__Directions__. Locate the word "embrasures" in the material, then show every line that holds it.

[Collected data entries]
** START **
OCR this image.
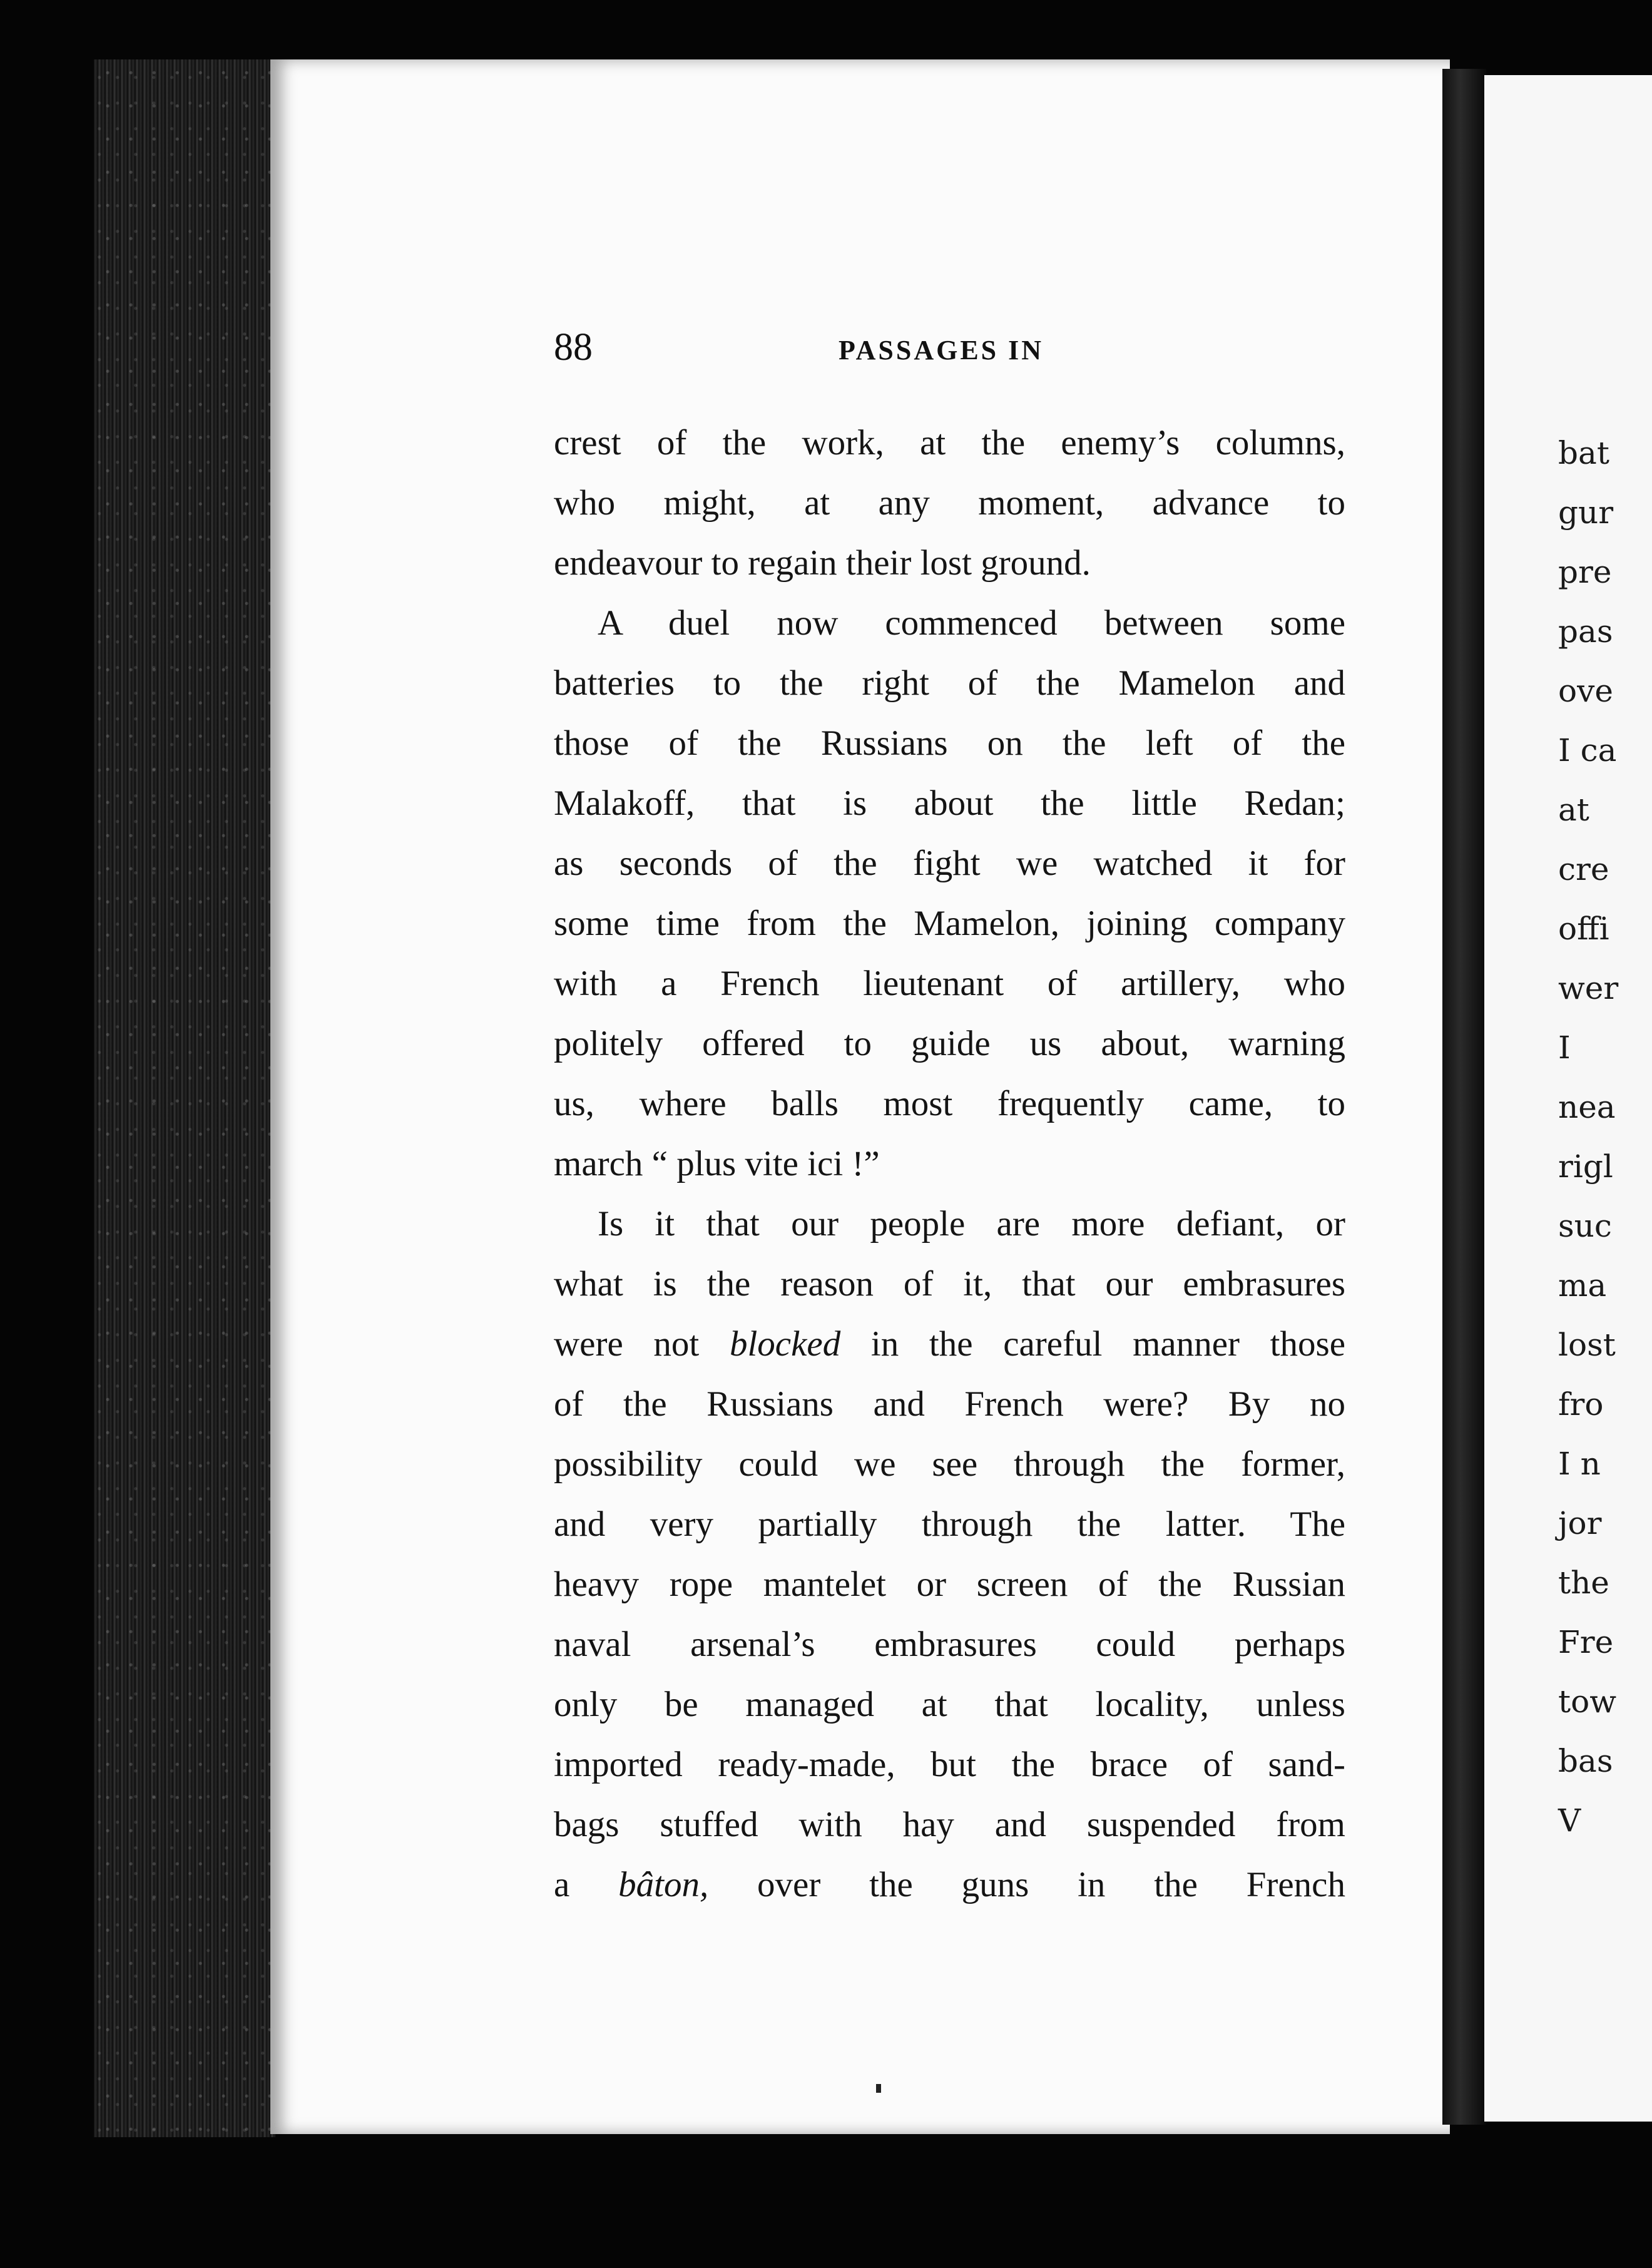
88	PASSAGES IN
crest of the work, at the enemy’s columns,
who might, at any moment, advance to
endeavour to regain their lost ground.
A duel now commenced between some
batteries to the right of the Mamelon and
those of the Russians on the left of the
Malakoff, that is about the little Redan;
as seconds of the fight we watched it for
some time from the Mamelon, joining company
with a French lieutenant of artillery, who
politely offered to guide us about, warning
us, where balls most frequently came, to
march “ plus vite ici !”
Is it that our people are more defiant, or
what is the reason of it, that our embrasures
were not blocked in the careful manner those
of the Russians and French were? By no
possibility could we see through the former,
and very partially through the latter. The
heavy rope mantelet or screen of the Russian
naval arsenal’s embrasures could perhaps
only be managed at that locality, unless
imported ready-made, but the brace of sand-
bags stuffed with hay and suspended from
a bâton, over the guns in the French
bat
gur
pre
pas
ove
I ca
at
cre
offi
wer
I
nea
rigl
suc
ma
lost
fro
I n
jor
the
Fre
tow
bas
V
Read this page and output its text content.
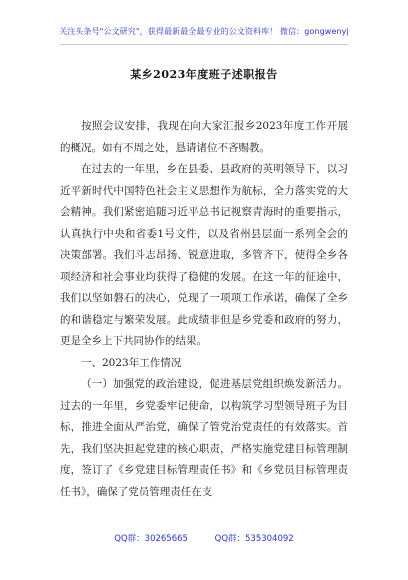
关注头条号"公文研究"，获得最新最全最专业的公文资料库！ 微信：gongwenyj
某乡2023年度班子述职报告

按照会议安排，我现在向大家汇报乡2023年度工作开展的概况。如有不周之处，恳请诸位不吝赐教。

在过去的一年里，乡在县委、县政府的英明领导下，以习近平新时代中国特色社会主义思想作为航标，全力落实党的大会精神。我们紧密追随习近平总书记视察青海时的重要指示，认真执行中央和省委1号文件，以及省州县层面一系列全会的决策部署。我们斗志昂扬、锐意进取，多管齐下，使得全乡各项经济和社会事业均获得了稳健的发展。在这一年的征途中，我们以坚如磐石的决心，兑现了一项项工作承诺，确保了全乡的和谐稳定与繁荣发展。此成绩非但是乡党委和政府的努力，更是全乡上下共同协作的结果。

一、2023年工作情况

（一）加强党的政治建设，促进基层党组织焕发新活力。过去的一年里，乡党委牢记使命，以构筑学习型领导班子为目标，推进全面从严治党，确保了管党治党责任的有效落实。首先，我们坚决担起党建的核心职责，严格实施党建目标管理制度，签订了《乡党建目标管理责任书》和《乡党员目标管理责任书》，确保了党员管理责任在支

QQ群：30265665	QQ群：535304092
** END **
__Task solution__.
what is the reason of it, that our embrasures
naval arsenal’s embrasures could perhaps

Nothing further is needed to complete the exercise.